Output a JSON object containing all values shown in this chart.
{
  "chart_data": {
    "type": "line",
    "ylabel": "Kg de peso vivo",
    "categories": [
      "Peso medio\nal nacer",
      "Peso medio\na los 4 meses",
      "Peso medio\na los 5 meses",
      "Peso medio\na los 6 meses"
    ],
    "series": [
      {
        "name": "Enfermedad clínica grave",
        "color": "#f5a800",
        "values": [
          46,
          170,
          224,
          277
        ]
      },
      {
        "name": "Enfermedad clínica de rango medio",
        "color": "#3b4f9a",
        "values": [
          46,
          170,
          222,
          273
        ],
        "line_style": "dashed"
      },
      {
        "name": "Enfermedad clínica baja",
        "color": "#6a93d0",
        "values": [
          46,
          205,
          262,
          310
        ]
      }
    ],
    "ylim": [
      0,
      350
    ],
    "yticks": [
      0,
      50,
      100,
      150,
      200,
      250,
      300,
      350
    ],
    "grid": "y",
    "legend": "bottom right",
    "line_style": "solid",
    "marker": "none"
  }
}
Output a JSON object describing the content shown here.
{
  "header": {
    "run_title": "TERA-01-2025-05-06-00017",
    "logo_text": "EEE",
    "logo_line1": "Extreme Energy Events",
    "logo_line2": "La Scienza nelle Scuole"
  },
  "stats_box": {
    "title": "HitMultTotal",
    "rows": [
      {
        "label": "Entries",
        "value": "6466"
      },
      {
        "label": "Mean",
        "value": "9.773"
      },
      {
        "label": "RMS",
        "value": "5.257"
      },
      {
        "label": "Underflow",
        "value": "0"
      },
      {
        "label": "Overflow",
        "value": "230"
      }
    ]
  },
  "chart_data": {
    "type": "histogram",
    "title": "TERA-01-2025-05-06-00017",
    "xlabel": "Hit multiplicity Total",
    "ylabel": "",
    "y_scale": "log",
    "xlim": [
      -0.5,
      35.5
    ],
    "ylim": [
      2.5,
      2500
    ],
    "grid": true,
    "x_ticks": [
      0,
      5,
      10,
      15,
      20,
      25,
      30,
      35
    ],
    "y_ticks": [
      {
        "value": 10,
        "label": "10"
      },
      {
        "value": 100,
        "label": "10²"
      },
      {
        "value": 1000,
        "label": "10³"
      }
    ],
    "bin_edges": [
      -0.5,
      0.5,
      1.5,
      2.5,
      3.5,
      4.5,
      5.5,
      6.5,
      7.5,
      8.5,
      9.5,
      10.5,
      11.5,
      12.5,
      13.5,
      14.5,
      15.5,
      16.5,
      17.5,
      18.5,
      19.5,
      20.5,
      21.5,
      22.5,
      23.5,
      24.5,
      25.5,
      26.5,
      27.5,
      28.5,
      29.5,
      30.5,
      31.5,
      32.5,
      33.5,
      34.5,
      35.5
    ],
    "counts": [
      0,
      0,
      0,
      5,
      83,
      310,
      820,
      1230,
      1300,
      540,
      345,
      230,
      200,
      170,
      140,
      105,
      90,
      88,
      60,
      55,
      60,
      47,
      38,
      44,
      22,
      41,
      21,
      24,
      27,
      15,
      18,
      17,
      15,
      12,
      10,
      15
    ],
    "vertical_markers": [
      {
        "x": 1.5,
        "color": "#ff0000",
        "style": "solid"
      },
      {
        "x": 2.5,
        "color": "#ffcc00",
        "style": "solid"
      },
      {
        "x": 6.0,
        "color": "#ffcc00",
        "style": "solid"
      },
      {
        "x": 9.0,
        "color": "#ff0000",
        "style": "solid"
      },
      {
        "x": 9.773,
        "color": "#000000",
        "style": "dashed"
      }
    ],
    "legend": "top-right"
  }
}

Task to carry out: Reproduce each record shown above without altering a single word.

In response:
Output a JSON object containing all values shown in this chart.
{
  "chart_data": {
    "type": "line",
    "ylabel": "Kg de peso vivo",
    "categories": [
      "Peso medio\nal nacer",
      "Peso medio\na los 4 meses",
      "Peso medio\na los 5 meses",
      "Peso medio\na los 6 meses"
    ],
    "series": [
      {
        "name": "Enfermedad clínica grave",
        "color": "#f5a800",
        "values": [
          46,
          170,
          224,
          277
        ]
      },
      {
        "name": "Enfermedad clínica de rango medio",
        "color": "#3b4f9a",
        "values": [
          46,
          170,
          222,
          273
        ],
        "line_style": "dashed"
      },
      {
        "name": "Enfermedad clínica baja",
        "color": "#6a93d0",
        "values": [
          46,
          205,
          262,
          310
        ]
      }
    ],
    "ylim": [
      0,
      350
    ],
    "yticks": [
      0,
      50,
      100,
      150,
      200,
      250,
      300,
      350
    ],
    "grid": "y",
    "legend": "bottom right",
    "line_style": "solid",
    "marker": "none"
  }
}
Output a JSON object describing the content shown here.
{
  "header": {
    "run_title": "TERA-01-2025-05-06-00017",
    "logo_text": "EEE",
    "logo_line1": "Extreme Energy Events",
    "logo_line2": "La Scienza nelle Scuole"
  },
  "stats_box": {
    "title": "HitMultTotal",
    "rows": [
      {
        "label": "Entries",
        "value": "6466"
      },
      {
        "label": "Mean",
        "value": "9.773"
      },
      {
        "label": "RMS",
        "value": "5.257"
      },
      {
        "label": "Underflow",
        "value": "0"
      },
      {
        "label": "Overflow",
        "value": "230"
      }
    ]
  },
  "chart_data": {
    "type": "histogram",
    "title": "TERA-01-2025-05-06-00017",
    "xlabel": "Hit multiplicity Total",
    "ylabel": "",
    "y_scale": "log",
    "xlim": [
      -0.5,
      35.5
    ],
    "ylim": [
      2.5,
      2500
    ],
    "grid": true,
    "x_ticks": [
      0,
      5,
      10,
      15,
      20,
      25,
      30,
      35
    ],
    "y_ticks": [
      {
        "value": 10,
        "label": "10"
      },
      {
        "value": 100,
        "label": "10²"
      },
      {
        "value": 1000,
        "label": "10³"
      }
    ],
    "bin_edges": [
      -0.5,
      0.5,
      1.5,
      2.5,
      3.5,
      4.5,
      5.5,
      6.5,
      7.5,
      8.5,
      9.5,
      10.5,
      11.5,
      12.5,
      13.5,
      14.5,
      15.5,
      16.5,
      17.5,
      18.5,
      19.5,
      20.5,
      21.5,
      22.5,
      23.5,
      24.5,
      25.5,
      26.5,
      27.5,
      28.5,
      29.5,
      30.5,
      31.5,
      32.5,
      33.5,
      34.5,
      35.5
    ],
    "counts": [
      0,
      0,
      0,
      5,
      83,
      310,
      820,
      1230,
      1300,
      540,
      345,
      230,
      200,
      170,
      140,
      105,
      90,
      88,
      60,
      55,
      60,
      47,
      38,
      44,
      22,
      41,
      21,
      24,
      27,
      15,
      18,
      17,
      15,
      12,
      10,
      15
    ],
    "vertical_markers": [
      {
        "x": 1.5,
        "color": "#ff0000",
        "style": "solid"
      },
      {
        "x": 2.5,
        "color": "#ffcc00",
        "style": "solid"
      },
      {
        "x": 6.0,
        "color": "#ffcc00",
        "style": "solid"
      },
      {
        "x": 9.0,
        "color": "#ff0000",
        "style": "solid"
      },
      {
        "x": 9.773,
        "color": "#000000",
        "style": "dashed"
      }
    ],
    "legend": "top-right"
  }
}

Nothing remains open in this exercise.